>> BEGIN TEXT PROVIDED

A plurality of flow guide walls are disposed in the basin, substantially parallel to each other in the main flow direction, that is, the straight path between the inlet region and the outlet region. Due to the aligned, parallel arrangement, flow channels having a substantially constant width are formed between adjoining flow guide walls. The flow channels, and therefore the waste water flows, run in a meandering fashion with alternating directional changes, resulting in the formation of flow regions which correspond to the conditions of a cut bank and a point bar. In the region of the point bar, the flow rate is considerably reduced, resulting in particularly effective sedimentation.

The distances of the individual waves or meanders from each other, and the length of the wave, can be established in different ways. The distances can be, for example, constant both in the horizontal direction and in the vertical direction. However, the distances can also be varied with respect to one or both of these directions. For example, the length of the wave in the main flow direction, that is, the horizontal direction, can increase, or alternatively, it can decrease. Likewise, the length of the wave can increase in a downward direction (i.e., toward the basin bottom). The amplitudes of the waves or meanders, that is, the distances of the crests from an imaginary center line of the flow guide walls, can be dimensioned as appropriate.

A particularly preferred design for elongate basins are trapezoidal basins, wherein the width of the basin continuously increases in the main flow direction. The inlet region is located at the narrow end, while the outlet region is disposed at the opposite wide end. This basin shape further slows the flow rate of the waste water in the main flow direction, since the flow cross-section continuously increases. The reduction in the throughput rate as a result of widening the flow paths favors sedimentation because finer grains of sand having a lower sedimentation rate also have the opportunity to settle.

>> END TEXT PROVIDED
>> BEGIN DATA FOR THIS EXERCISE

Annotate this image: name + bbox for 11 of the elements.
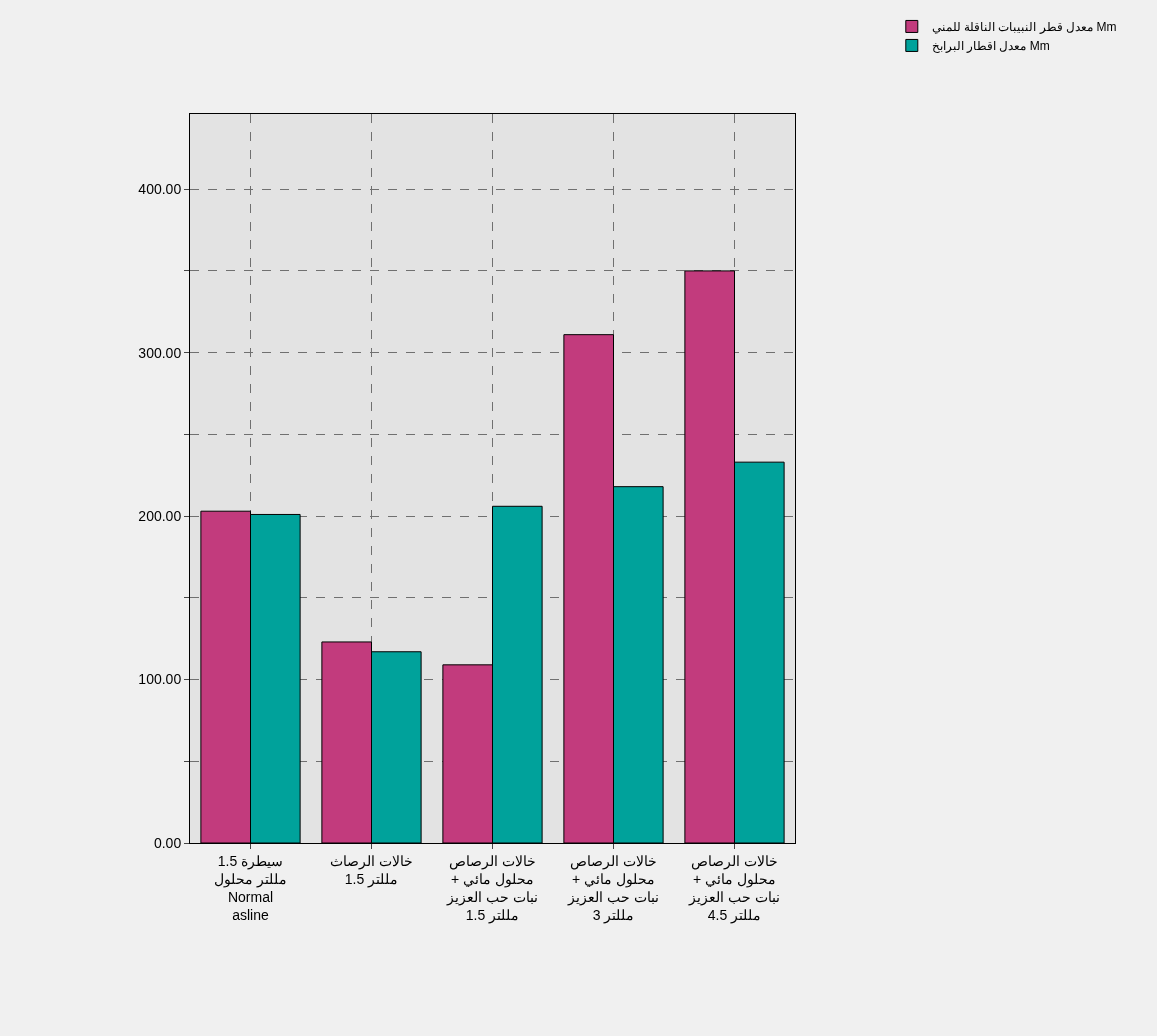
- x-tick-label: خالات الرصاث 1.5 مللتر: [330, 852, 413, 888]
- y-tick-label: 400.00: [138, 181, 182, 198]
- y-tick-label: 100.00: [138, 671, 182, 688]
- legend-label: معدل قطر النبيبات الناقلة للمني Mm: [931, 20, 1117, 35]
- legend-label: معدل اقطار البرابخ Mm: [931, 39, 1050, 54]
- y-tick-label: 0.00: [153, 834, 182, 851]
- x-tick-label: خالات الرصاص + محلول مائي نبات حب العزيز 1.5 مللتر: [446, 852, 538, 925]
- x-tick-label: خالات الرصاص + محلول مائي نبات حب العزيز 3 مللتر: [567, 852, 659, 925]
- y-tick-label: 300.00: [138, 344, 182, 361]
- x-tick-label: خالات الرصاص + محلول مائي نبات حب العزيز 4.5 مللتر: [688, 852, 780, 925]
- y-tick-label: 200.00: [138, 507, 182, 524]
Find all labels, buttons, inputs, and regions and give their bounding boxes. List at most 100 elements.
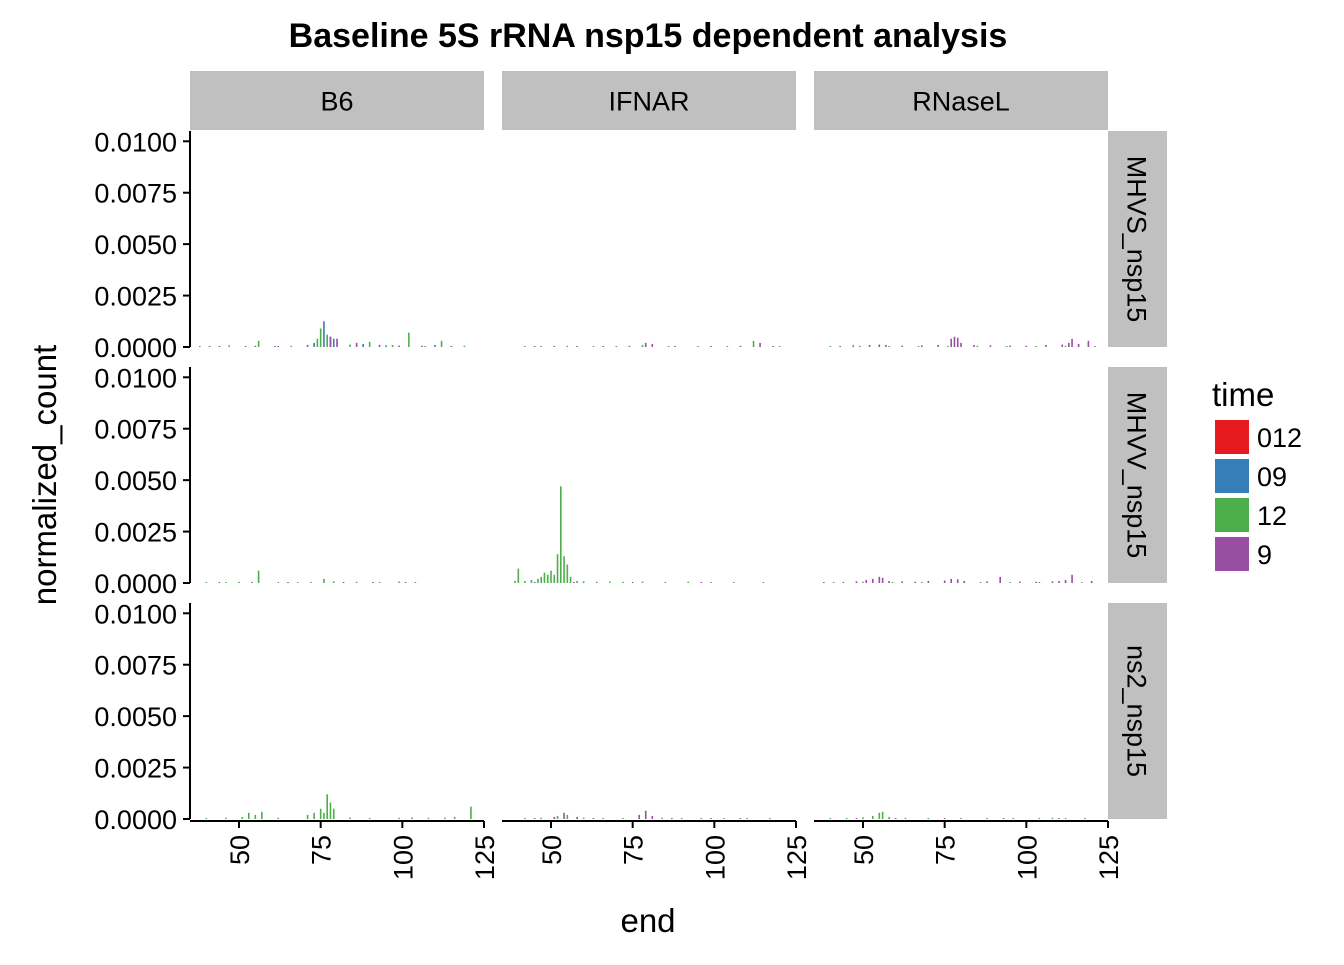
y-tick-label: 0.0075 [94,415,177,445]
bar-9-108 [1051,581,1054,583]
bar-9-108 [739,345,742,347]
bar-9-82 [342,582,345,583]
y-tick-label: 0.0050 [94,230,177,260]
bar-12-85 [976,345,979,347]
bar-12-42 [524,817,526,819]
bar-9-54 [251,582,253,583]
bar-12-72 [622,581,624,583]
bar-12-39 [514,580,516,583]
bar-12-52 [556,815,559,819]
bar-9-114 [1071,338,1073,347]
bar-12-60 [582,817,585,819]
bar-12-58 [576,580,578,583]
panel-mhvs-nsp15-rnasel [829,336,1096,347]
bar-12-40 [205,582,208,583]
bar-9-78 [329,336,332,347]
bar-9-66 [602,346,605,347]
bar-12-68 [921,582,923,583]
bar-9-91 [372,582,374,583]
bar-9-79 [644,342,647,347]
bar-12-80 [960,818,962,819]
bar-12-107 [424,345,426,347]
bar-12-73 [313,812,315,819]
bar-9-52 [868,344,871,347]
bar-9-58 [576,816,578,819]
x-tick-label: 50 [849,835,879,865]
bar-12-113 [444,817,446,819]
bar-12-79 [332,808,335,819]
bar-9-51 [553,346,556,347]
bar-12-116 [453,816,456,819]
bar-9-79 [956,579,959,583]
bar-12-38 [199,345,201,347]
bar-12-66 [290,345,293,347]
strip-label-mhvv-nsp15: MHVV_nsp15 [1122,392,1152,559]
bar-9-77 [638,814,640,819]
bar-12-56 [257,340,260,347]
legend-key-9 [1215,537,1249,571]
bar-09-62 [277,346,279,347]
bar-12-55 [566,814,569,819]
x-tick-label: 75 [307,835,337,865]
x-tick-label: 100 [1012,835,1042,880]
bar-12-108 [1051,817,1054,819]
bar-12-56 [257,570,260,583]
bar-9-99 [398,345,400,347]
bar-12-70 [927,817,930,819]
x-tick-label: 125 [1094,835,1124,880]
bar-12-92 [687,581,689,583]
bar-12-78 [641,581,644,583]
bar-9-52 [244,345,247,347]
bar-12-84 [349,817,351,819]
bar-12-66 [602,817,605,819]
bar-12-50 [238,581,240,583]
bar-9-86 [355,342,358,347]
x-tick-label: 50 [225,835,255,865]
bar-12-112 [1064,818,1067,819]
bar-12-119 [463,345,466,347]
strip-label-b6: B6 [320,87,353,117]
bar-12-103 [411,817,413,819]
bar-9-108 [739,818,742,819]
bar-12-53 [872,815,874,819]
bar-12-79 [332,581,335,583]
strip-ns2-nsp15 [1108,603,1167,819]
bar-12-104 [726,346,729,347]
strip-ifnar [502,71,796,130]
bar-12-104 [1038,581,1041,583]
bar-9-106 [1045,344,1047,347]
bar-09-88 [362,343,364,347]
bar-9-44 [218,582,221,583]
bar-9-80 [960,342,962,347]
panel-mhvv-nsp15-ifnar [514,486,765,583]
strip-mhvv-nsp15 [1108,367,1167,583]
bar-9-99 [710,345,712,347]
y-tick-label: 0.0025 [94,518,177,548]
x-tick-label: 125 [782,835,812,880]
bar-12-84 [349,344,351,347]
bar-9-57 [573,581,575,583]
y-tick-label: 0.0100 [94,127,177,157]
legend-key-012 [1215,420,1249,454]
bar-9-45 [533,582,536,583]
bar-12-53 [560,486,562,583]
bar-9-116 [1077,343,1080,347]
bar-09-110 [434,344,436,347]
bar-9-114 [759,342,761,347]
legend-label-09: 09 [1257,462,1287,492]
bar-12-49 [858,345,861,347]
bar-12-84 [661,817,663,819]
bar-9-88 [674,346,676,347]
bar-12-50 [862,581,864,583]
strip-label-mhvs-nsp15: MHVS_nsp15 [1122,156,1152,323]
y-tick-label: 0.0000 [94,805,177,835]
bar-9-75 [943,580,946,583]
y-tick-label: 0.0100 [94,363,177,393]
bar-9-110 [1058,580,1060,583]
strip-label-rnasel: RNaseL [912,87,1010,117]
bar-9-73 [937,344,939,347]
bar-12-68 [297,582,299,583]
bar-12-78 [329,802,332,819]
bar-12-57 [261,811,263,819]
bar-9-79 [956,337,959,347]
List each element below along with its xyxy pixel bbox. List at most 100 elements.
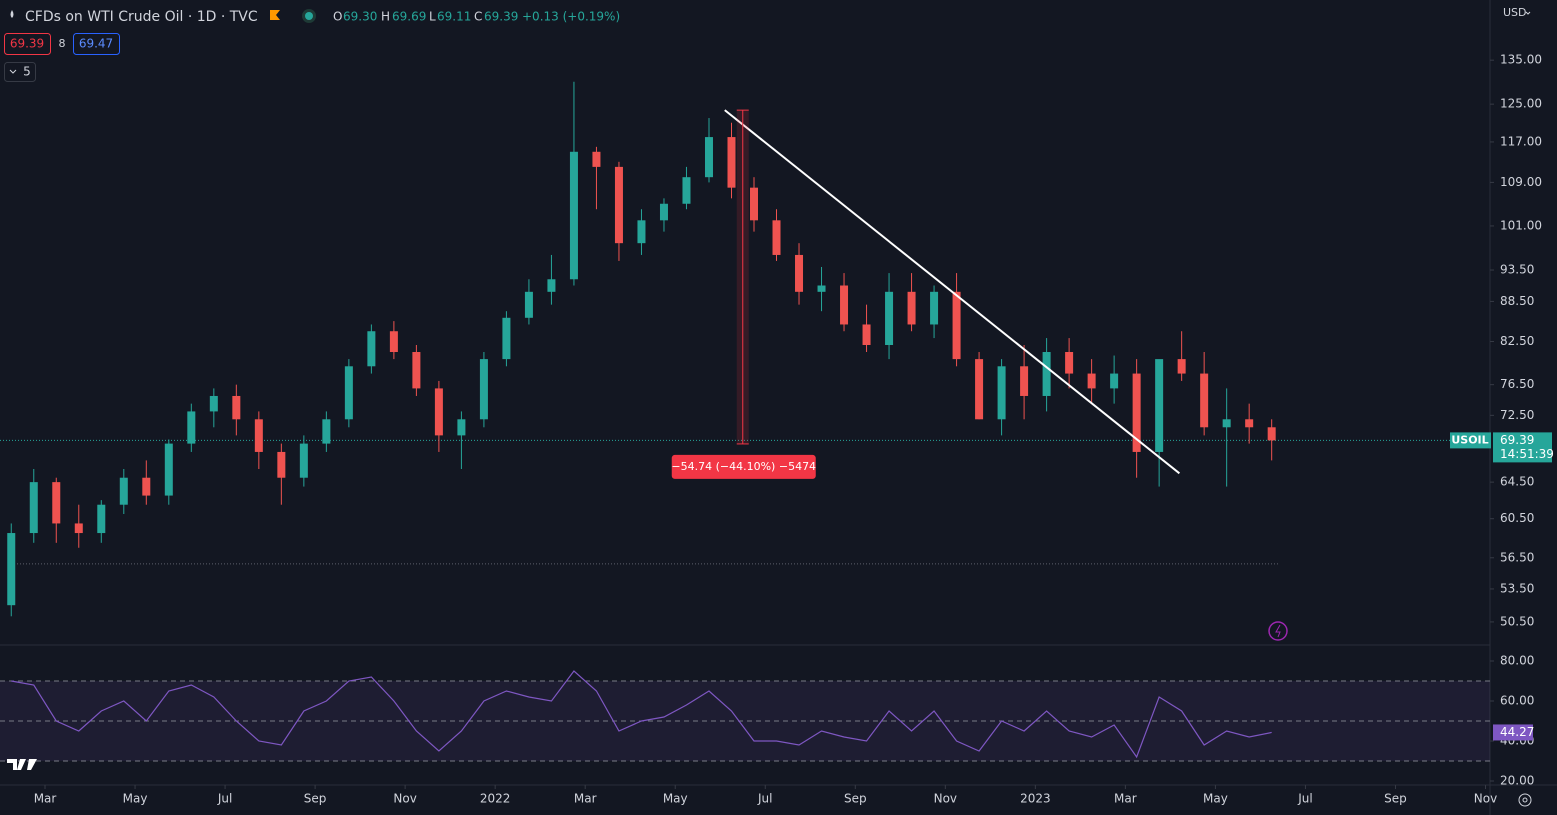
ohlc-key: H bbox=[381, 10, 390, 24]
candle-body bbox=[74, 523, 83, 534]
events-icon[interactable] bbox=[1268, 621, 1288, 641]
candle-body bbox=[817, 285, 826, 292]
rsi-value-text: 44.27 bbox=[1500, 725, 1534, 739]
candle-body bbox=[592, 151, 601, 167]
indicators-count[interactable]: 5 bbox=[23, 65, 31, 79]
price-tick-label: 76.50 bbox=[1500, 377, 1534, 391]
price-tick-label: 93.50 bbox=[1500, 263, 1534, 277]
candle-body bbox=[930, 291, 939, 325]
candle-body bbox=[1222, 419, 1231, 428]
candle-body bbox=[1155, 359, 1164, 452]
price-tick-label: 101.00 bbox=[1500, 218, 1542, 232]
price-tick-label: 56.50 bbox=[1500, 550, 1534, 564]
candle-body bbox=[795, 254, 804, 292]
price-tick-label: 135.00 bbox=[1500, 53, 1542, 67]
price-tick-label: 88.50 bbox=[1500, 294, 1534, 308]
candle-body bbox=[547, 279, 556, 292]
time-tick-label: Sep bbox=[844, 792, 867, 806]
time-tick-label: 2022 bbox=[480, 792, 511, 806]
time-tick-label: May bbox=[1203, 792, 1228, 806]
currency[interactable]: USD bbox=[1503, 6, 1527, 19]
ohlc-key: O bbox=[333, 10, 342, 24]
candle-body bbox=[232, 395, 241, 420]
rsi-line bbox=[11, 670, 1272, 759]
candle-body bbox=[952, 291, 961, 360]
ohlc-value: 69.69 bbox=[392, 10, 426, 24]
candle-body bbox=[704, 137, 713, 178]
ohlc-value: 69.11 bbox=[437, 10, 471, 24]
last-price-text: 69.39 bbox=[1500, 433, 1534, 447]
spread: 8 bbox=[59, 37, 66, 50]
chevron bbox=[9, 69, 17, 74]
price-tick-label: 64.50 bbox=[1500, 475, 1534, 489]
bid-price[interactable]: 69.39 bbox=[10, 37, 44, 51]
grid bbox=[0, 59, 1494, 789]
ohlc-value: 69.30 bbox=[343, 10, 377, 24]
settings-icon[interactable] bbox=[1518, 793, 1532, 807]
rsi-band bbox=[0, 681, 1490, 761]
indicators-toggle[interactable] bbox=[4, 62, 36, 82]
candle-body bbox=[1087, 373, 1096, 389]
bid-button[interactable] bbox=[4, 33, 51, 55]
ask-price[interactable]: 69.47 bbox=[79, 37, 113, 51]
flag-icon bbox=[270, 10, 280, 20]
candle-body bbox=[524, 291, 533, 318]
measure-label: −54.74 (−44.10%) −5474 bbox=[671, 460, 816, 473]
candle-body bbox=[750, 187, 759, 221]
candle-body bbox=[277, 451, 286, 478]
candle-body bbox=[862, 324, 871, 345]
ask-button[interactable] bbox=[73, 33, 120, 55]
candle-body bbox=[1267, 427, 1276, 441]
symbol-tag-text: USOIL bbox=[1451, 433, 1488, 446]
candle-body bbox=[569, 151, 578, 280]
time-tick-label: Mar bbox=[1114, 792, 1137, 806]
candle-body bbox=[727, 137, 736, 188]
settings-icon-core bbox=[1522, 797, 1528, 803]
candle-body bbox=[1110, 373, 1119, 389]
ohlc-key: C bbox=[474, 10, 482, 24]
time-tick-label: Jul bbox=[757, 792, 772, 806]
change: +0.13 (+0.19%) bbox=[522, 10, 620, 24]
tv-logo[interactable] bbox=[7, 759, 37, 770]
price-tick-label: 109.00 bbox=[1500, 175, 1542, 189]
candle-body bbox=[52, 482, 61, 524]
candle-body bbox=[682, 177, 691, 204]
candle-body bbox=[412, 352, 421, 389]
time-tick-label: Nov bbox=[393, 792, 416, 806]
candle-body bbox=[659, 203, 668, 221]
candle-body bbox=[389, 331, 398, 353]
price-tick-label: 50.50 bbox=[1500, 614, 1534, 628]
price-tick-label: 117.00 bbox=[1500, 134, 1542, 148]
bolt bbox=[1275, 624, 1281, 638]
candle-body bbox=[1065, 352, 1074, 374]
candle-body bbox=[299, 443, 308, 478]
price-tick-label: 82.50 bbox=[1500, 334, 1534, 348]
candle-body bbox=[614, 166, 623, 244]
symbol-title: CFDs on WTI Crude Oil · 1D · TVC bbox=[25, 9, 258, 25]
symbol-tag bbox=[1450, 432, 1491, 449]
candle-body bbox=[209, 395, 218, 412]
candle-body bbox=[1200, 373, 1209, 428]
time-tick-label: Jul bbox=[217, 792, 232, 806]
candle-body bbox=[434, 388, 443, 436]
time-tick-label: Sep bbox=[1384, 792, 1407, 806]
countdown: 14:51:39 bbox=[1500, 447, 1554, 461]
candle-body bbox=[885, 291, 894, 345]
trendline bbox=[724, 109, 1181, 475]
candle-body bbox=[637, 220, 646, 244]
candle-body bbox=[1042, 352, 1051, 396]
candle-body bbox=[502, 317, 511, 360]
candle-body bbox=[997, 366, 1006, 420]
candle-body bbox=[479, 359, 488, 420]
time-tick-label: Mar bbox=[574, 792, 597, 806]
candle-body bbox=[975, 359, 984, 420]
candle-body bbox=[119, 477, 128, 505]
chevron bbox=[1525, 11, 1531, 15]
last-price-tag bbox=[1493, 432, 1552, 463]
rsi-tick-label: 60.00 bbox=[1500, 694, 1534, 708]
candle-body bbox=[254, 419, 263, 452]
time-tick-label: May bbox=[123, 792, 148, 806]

>> END DATA FOR THIS EXERCISE

● **GIVEN TASK 1**: Repeat the passage on sedimentation basins word for word, from "A plurality of" up to and including "particularly effective sedimentation.".
● **GIVEN TASK 2**: Reproduce the lines of the records from the line with "- x-tick-label: خالات الرصاث" up to and including the line with "- legend-label: معدل قطر", character for character and with nothing else.

● **WRITTEN REPLY 1**:
A plurality of flow guide walls are disposed in the basin, substantially parallel to each other in the main flow direction, that is, the straight path between the inlet region and the outlet region. Due to the aligned, parallel arrangement, flow channels having a substantially constant width are formed between adjoining flow guide walls. The flow channels, and therefore the waste water flows, run in a meandering fashion with alternating directional changes, resulting in the formation of flow regions which correspond to the conditions of a cut bank and a point bar. In the region of the point bar, the flow rate is considerably reduced, resulting in particularly effective sedimentation.

● **WRITTEN REPLY 2**:
- x-tick-label: خالات الرصاث 1.5 مللتر: [330, 852, 413, 888]
- y-tick-label: 400.00: [138, 181, 182, 198]
- y-tick-label: 100.00: [138, 671, 182, 688]
- legend-label: معدل قطر النبيبات الناقلة للمني Mm: [931, 20, 1117, 35]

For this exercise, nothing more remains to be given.